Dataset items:
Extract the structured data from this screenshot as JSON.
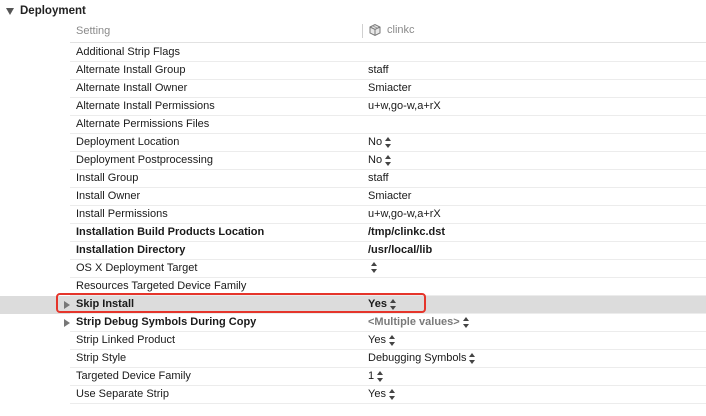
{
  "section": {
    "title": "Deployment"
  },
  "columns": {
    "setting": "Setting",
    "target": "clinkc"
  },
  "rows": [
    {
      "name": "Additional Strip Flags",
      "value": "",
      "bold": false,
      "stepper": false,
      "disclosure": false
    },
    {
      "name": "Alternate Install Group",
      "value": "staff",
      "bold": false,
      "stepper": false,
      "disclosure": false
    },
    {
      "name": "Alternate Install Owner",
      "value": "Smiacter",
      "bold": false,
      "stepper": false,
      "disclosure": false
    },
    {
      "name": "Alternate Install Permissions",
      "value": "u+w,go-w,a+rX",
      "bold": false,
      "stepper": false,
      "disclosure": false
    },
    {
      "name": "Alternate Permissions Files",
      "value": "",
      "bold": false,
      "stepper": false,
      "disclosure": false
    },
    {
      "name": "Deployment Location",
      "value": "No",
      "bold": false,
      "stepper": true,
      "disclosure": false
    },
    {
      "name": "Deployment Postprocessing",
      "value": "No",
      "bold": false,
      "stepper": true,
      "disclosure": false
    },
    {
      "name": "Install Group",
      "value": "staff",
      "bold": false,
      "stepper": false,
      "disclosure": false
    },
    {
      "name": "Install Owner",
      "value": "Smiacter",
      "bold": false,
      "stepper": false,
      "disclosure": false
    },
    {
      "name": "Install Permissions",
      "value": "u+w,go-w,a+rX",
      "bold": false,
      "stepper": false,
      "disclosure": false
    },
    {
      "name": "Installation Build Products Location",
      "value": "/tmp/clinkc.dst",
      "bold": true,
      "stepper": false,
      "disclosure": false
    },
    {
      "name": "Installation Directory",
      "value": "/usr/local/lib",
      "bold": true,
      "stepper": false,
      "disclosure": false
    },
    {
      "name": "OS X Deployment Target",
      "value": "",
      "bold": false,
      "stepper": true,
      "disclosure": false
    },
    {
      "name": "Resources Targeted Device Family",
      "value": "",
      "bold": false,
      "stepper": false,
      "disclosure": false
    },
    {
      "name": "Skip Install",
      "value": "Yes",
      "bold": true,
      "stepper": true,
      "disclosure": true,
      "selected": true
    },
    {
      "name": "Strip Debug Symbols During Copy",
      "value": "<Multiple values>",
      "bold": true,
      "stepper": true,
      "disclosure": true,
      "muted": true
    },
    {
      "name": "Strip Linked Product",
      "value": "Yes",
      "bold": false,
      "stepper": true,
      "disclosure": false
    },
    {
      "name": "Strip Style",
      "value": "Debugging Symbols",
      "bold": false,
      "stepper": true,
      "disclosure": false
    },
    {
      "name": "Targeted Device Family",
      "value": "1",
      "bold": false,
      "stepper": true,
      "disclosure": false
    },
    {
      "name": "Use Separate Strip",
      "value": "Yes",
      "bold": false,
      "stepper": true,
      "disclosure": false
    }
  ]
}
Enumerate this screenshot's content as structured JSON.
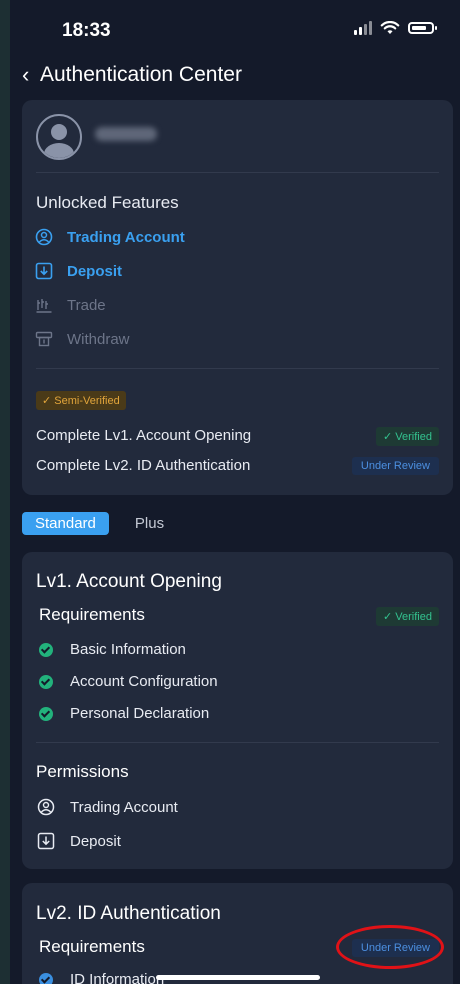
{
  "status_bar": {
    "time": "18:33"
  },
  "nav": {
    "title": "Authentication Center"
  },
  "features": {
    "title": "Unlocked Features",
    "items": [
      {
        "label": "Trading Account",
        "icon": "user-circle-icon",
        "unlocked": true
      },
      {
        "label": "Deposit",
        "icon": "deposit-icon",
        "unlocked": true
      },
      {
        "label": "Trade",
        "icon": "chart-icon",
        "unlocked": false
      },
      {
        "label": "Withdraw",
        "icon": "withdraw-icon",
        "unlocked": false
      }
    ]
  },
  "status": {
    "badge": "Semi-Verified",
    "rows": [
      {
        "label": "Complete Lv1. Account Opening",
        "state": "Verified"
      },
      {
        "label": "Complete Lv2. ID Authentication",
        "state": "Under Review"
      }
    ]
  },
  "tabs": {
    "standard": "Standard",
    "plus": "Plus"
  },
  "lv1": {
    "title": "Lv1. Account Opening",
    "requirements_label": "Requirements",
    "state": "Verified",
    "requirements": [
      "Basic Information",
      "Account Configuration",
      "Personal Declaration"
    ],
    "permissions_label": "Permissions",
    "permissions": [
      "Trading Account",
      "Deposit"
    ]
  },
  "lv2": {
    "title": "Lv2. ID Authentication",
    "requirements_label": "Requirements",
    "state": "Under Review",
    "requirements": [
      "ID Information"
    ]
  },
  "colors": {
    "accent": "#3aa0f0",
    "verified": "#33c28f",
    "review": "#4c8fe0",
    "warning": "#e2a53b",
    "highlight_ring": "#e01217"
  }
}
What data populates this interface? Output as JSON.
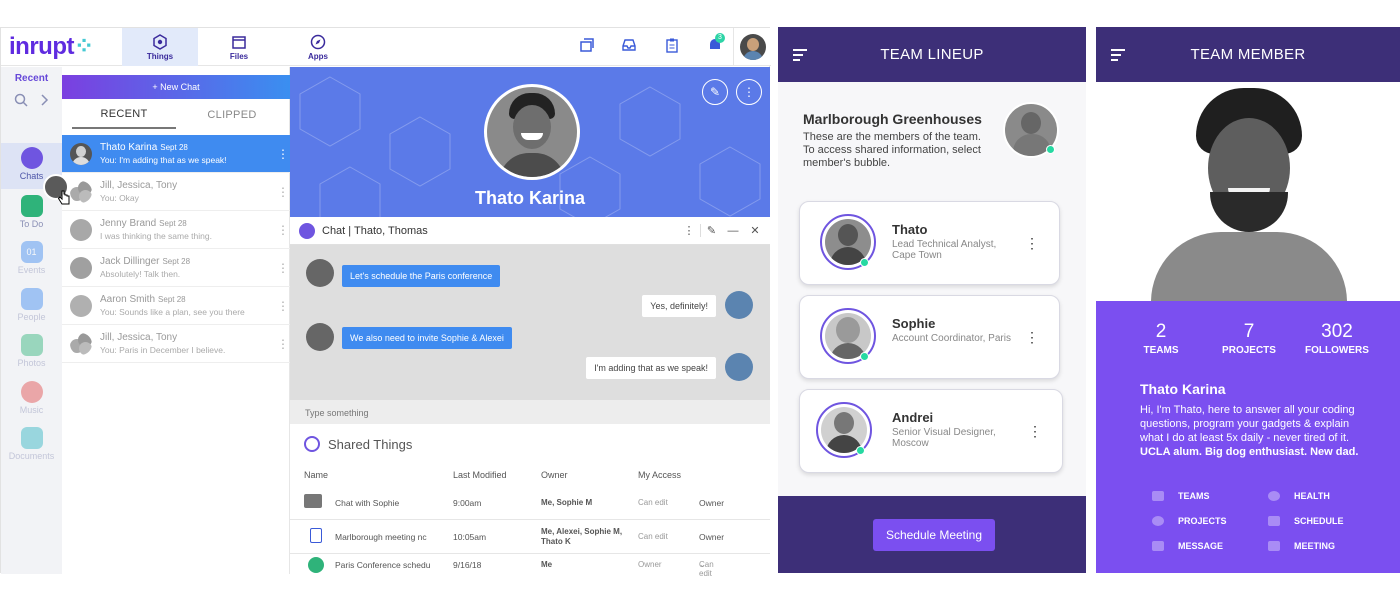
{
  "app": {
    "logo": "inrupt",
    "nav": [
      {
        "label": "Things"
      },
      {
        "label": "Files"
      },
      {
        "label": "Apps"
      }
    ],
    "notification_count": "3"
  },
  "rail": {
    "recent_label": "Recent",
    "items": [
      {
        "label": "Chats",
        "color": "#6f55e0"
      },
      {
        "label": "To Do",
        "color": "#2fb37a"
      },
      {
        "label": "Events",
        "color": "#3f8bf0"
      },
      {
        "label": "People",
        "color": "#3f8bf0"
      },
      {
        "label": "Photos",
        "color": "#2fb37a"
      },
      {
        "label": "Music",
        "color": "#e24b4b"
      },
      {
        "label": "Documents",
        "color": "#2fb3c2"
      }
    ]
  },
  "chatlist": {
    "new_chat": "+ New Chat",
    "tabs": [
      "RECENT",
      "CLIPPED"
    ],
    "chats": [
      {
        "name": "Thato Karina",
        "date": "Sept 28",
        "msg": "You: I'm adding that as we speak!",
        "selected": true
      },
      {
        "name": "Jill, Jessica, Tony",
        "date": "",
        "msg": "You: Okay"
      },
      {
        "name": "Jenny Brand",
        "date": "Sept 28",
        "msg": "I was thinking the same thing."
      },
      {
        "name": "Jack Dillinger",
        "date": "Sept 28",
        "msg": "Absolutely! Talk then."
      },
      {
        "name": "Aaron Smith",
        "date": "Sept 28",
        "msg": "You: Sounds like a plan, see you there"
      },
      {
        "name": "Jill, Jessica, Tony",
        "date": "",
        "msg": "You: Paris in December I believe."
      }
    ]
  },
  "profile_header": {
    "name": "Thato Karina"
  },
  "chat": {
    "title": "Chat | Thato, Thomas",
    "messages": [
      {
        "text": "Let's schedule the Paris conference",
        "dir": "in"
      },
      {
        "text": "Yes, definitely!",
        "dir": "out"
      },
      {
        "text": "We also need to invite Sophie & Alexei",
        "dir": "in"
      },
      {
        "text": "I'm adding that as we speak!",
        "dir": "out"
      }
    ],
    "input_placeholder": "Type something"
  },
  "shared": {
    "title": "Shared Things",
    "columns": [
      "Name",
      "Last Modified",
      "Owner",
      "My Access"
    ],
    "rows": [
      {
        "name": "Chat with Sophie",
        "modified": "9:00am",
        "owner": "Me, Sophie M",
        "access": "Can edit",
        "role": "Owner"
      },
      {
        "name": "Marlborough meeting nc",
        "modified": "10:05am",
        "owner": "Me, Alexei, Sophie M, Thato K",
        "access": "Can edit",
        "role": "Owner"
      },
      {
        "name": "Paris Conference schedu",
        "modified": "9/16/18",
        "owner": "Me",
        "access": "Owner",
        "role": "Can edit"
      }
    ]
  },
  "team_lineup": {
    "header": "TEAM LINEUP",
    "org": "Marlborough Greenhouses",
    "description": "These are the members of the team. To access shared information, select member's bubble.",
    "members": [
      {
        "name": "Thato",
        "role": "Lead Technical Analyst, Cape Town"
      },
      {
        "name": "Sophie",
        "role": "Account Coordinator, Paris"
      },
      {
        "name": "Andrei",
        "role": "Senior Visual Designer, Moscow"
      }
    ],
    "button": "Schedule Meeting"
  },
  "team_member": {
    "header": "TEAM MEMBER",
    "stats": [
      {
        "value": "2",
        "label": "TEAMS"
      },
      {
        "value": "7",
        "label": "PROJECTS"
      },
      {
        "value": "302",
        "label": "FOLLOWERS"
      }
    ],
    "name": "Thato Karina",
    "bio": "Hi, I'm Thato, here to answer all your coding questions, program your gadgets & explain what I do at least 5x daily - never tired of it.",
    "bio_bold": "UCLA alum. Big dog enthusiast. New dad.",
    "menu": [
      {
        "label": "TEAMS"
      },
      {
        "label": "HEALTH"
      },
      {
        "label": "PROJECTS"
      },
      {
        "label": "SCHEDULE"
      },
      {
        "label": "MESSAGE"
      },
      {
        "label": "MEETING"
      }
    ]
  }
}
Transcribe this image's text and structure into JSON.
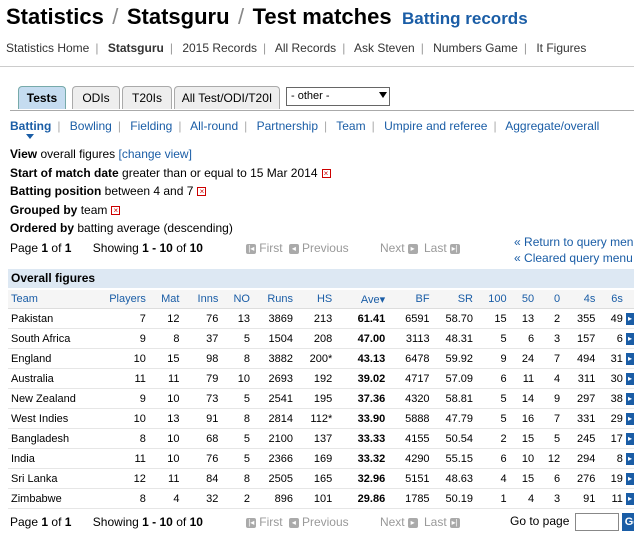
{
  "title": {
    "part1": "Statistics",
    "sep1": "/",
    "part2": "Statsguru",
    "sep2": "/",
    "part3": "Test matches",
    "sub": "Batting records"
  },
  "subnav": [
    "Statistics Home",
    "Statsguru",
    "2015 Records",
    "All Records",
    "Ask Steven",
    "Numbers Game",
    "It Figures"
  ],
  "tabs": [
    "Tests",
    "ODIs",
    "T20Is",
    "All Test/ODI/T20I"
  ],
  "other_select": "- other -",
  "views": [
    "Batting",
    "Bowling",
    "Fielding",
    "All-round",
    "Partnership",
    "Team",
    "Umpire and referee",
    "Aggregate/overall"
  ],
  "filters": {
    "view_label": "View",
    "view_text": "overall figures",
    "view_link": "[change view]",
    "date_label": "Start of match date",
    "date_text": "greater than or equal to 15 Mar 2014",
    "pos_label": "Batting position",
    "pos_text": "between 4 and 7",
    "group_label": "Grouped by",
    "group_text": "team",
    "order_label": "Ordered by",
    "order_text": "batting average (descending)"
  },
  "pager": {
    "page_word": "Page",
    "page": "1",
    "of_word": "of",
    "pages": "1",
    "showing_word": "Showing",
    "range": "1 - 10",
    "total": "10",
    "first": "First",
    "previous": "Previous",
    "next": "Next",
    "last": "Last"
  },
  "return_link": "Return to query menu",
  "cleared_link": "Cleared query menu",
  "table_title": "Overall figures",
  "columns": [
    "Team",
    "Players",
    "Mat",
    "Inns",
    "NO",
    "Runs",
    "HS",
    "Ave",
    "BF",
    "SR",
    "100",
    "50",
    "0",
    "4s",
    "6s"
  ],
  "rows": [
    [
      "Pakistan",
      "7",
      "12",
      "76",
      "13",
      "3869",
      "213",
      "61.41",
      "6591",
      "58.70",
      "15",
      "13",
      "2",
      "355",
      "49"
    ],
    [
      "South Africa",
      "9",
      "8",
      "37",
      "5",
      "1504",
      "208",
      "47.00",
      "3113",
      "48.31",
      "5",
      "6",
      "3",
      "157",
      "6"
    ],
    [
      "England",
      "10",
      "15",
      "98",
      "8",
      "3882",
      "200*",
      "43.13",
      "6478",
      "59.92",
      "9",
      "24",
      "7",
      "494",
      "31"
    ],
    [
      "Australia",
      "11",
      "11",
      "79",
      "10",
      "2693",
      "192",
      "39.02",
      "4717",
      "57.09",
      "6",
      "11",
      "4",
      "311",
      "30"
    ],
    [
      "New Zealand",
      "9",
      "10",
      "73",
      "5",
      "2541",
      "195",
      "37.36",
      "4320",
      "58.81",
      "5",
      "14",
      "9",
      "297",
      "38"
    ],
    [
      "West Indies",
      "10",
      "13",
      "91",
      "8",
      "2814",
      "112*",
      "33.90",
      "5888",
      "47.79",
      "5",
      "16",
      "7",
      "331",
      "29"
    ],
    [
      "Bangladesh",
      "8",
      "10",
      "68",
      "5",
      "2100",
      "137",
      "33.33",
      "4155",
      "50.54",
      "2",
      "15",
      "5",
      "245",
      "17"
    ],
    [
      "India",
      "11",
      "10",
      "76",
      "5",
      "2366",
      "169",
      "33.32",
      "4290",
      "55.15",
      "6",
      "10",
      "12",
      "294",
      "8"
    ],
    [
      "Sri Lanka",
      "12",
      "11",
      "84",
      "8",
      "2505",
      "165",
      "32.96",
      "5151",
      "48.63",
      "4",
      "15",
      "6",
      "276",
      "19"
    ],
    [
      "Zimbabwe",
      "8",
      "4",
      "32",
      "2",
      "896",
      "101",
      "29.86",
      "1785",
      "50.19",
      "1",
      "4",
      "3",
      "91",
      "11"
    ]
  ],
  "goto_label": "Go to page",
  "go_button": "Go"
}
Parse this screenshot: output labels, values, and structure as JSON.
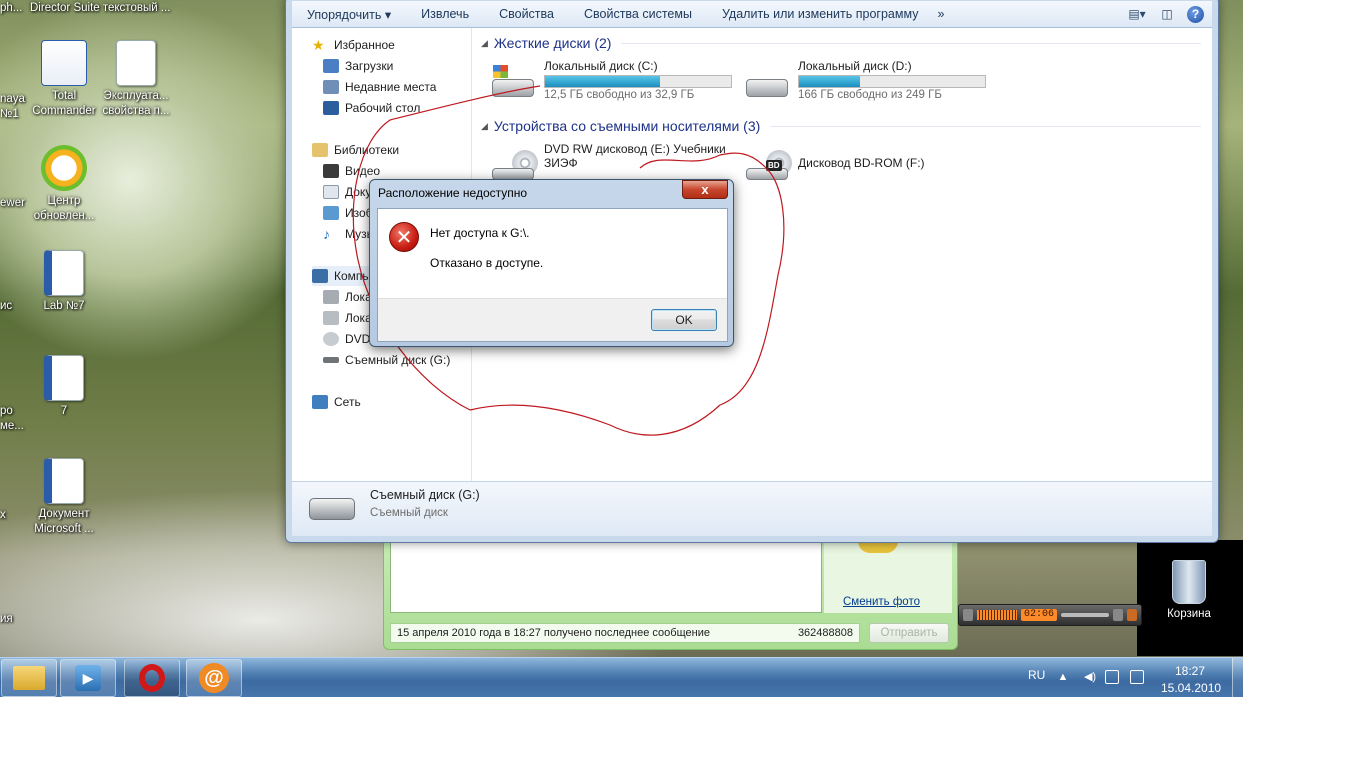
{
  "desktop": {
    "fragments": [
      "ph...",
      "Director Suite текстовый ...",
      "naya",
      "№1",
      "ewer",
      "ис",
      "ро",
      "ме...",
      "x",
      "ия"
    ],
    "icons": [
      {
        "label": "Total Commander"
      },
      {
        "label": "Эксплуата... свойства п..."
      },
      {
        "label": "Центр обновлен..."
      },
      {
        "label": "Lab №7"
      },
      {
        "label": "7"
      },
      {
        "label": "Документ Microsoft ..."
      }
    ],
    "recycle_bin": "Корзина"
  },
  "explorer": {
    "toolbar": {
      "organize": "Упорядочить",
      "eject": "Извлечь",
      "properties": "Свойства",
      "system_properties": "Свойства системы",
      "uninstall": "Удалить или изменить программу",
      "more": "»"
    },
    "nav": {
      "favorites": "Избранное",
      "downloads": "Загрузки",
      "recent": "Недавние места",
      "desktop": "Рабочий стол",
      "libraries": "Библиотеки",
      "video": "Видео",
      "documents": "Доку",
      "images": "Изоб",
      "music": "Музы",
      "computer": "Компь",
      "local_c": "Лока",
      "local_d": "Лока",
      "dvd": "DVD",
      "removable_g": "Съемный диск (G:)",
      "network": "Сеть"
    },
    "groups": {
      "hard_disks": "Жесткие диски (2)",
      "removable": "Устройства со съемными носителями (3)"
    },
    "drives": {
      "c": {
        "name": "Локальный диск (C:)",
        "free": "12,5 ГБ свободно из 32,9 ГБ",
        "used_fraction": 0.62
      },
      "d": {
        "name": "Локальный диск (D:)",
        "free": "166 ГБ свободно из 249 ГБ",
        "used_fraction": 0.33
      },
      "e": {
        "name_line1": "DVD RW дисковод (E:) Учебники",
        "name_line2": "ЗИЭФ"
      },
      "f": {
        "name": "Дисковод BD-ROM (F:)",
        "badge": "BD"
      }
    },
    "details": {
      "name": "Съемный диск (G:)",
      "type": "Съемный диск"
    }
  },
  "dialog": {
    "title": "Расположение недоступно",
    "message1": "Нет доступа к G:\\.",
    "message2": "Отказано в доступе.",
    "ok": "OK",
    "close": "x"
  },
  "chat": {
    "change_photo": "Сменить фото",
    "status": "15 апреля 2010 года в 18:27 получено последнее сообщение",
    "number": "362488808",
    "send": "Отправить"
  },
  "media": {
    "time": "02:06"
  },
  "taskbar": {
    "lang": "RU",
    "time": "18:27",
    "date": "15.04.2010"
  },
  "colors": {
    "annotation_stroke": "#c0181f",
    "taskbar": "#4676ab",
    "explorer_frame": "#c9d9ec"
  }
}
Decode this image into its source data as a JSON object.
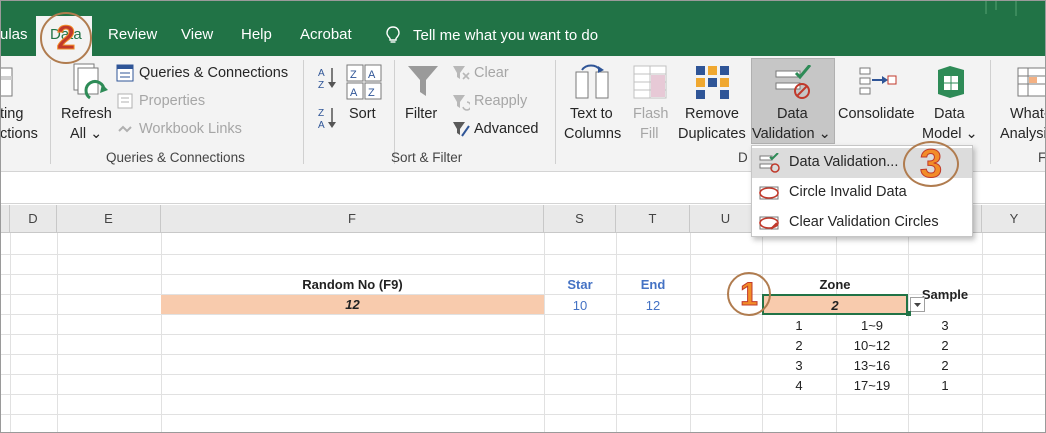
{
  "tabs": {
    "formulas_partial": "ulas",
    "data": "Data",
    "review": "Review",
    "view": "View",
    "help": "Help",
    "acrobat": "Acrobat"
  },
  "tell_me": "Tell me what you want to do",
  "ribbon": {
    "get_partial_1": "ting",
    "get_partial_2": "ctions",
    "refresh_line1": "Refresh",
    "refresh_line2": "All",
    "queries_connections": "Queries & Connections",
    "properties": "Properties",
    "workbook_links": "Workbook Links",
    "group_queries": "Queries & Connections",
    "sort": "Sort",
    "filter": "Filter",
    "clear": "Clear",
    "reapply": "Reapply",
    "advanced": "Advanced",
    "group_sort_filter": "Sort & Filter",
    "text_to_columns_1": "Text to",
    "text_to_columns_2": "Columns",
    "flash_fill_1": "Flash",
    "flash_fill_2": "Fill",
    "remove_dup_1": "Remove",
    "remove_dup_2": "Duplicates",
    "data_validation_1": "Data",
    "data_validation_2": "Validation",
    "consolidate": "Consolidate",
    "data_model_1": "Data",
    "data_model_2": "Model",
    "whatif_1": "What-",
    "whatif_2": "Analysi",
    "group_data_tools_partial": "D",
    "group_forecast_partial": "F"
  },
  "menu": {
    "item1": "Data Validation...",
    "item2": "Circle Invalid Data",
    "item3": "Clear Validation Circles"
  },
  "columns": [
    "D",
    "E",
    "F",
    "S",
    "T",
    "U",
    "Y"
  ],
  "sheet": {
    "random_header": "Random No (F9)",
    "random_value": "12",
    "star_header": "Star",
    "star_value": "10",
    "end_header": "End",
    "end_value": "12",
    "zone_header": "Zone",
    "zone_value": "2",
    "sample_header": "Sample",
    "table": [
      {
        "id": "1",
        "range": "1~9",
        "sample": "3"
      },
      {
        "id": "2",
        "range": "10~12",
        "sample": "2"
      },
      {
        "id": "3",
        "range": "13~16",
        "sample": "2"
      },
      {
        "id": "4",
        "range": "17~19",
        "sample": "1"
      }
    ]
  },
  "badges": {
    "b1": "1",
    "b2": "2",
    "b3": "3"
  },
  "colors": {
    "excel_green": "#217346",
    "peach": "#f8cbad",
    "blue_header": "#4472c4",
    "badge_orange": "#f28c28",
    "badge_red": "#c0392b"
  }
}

What is needed - Find all the lines containing "Device" in the material, then copy them.

Exercise output -
      "name": "Resources Targeted Device Family",
      "name": "Targeted Device Family",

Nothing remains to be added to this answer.